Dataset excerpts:
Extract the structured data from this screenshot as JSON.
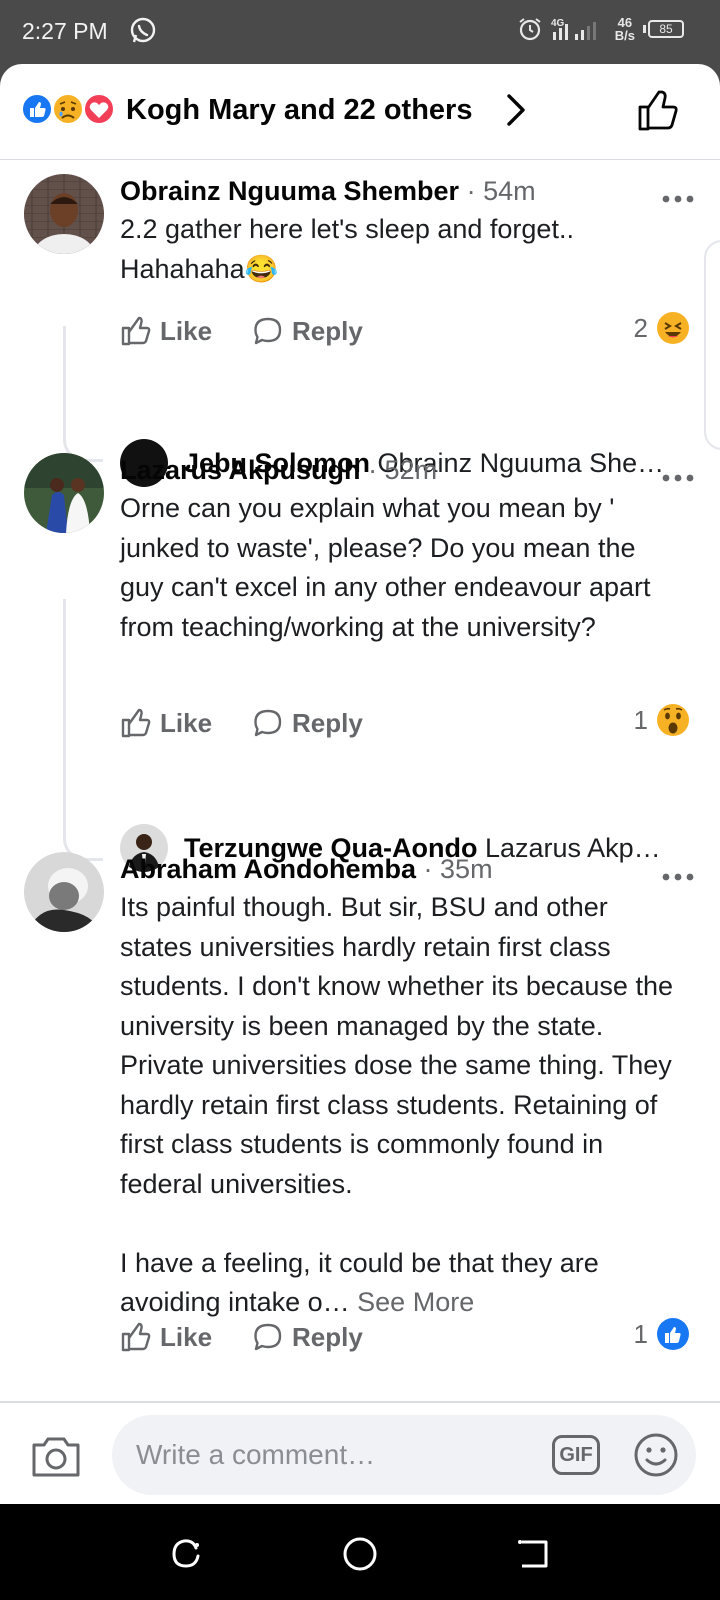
{
  "status_bar": {
    "time": "2:27 PM",
    "network_top": "4G",
    "speed_value": "46",
    "speed_unit": "B/s",
    "battery": "85",
    "icons": [
      "whatsapp-icon",
      "alarm-icon",
      "signal-icon",
      "battery-icon"
    ]
  },
  "reactions_header": {
    "summary": "Kogh Mary and 22 others",
    "icons": [
      "like-reaction-icon",
      "sad-reaction-icon",
      "love-reaction-icon"
    ],
    "colors": {
      "like": "#1877f2",
      "love": "#f33e58",
      "sad": "#f7b125"
    }
  },
  "comments": [
    {
      "name": "Obrainz Nguuma Shember",
      "time": "· 54m",
      "text": "2.2 gather here let's sleep and forget.. Hahahaha😂",
      "like_label": "Like",
      "reply_label": "Reply",
      "reaction_count": "2",
      "reaction": "laughing",
      "reply_preview": {
        "name": "Jebu Solomon",
        "text": "Obrainz Nguuma She…"
      }
    },
    {
      "name": "Lazarus Akpusugh",
      "time": "· 52m",
      "text": "Orne can you explain what you mean by ' junked to waste', please? Do you mean the guy can't excel in any other endeavour apart from teaching/working at the university?",
      "like_label": "Like",
      "reply_label": "Reply",
      "reaction_count": "1",
      "reaction": "wow",
      "reply_preview": {
        "name": "Terzungwe Qua-Aondo",
        "text": "Lazarus Akp…"
      }
    },
    {
      "name": "Abraham Aondohemba",
      "time": "· 35m",
      "text": "Its painful though. But sir, BSU and other states universities hardly retain first class students. I don't know whether its because the university is been managed by the state. Private universities dose the same thing. They hardly retain first class students. Retaining of first class students is commonly found in federal universities.\n\nI have a feeling, it could be that they are avoiding intake o… ",
      "see_more": "See More",
      "like_label": "Like",
      "reply_label": "Reply",
      "reaction_count": "1",
      "reaction": "like"
    }
  ],
  "composer": {
    "placeholder": "Write a comment…",
    "gif_label": "GIF"
  },
  "nav": [
    "recents-icon",
    "home-icon",
    "back-icon"
  ]
}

**Stated problem:** The records above must be echoed exactly, minus their pictures.

**Task output:**
Extract the structured data from this screenshot as JSON.
{
  "status_bar": {
    "time": "2:27 PM",
    "network_top": "4G",
    "speed_value": "46",
    "speed_unit": "B/s",
    "battery": "85",
    "icons": [
      "whatsapp-icon",
      "alarm-icon",
      "signal-icon",
      "battery-icon"
    ]
  },
  "reactions_header": {
    "summary": "Kogh Mary and 22 others",
    "icons": [
      "like-reaction-icon",
      "sad-reaction-icon",
      "love-reaction-icon"
    ],
    "colors": {
      "like": "#1877f2",
      "love": "#f33e58",
      "sad": "#f7b125"
    }
  },
  "comments": [
    {
      "name": "Obrainz Nguuma Shember",
      "time": "· 54m",
      "text": "2.2 gather here let's sleep and forget.. Hahahaha😂",
      "like_label": "Like",
      "reply_label": "Reply",
      "reaction_count": "2",
      "reaction": "laughing",
      "reply_preview": {
        "name": "Jebu Solomon",
        "text": "Obrainz Nguuma She…"
      }
    },
    {
      "name": "Lazarus Akpusugh",
      "time": "· 52m",
      "text": "Orne can you explain what you mean by ' junked to waste', please? Do you mean the guy can't excel in any other endeavour apart from teaching/working at the university?",
      "like_label": "Like",
      "reply_label": "Reply",
      "reaction_count": "1",
      "reaction": "wow",
      "reply_preview": {
        "name": "Terzungwe Qua-Aondo",
        "text": "Lazarus Akp…"
      }
    },
    {
      "name": "Abraham Aondohemba",
      "time": "· 35m",
      "text": "Its painful though. But sir, BSU and other states universities hardly retain first class students. I don't know whether its because the university is been managed by the state. Private universities dose the same thing. They hardly retain first class students. Retaining of first class students is commonly found in federal universities.\n\nI have a feeling, it could be that they are avoiding intake o… ",
      "see_more": "See More",
      "like_label": "Like",
      "reply_label": "Reply",
      "reaction_count": "1",
      "reaction": "like"
    }
  ],
  "composer": {
    "placeholder": "Write a comment…",
    "gif_label": "GIF"
  },
  "nav": [
    "recents-icon",
    "home-icon",
    "back-icon"
  ]
}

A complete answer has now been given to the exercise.